— Available data —
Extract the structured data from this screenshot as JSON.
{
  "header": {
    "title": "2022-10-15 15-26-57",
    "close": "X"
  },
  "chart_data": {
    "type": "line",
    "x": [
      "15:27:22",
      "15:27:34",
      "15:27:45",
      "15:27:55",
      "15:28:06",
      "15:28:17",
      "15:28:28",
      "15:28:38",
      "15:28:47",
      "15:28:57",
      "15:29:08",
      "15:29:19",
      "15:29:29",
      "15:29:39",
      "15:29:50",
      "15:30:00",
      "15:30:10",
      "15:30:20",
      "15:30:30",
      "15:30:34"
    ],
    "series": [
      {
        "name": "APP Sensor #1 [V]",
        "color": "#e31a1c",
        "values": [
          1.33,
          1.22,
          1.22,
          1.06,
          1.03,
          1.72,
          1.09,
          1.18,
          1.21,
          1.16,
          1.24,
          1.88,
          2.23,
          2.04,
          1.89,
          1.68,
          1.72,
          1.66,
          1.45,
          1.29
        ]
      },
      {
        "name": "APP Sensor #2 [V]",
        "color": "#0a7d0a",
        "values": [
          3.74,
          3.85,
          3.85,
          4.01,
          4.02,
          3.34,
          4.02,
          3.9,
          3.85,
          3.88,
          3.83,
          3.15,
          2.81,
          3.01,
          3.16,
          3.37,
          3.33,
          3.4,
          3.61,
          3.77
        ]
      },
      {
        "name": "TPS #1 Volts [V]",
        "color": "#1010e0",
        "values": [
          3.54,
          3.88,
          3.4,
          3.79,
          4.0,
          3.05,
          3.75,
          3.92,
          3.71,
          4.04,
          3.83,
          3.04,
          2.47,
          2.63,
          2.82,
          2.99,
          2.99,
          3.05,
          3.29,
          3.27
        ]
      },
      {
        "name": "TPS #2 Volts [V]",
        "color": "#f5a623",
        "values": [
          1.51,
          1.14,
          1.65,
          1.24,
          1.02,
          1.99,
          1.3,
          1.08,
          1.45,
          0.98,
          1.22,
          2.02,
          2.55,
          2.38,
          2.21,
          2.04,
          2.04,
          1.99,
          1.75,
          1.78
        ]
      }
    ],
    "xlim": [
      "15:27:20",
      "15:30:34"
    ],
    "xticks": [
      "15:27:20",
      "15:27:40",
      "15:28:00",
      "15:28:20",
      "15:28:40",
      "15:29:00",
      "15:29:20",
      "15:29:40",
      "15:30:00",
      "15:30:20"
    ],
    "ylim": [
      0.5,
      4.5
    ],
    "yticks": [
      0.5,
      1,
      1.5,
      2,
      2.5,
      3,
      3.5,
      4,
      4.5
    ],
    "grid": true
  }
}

— Objective —
Look above for lines with the word "color" and copy them all.

— Task solution —
        "color": "#e31a1c",
        "color": "#0a7d0a",
        "color": "#1010e0",
        "color": "#f5a623",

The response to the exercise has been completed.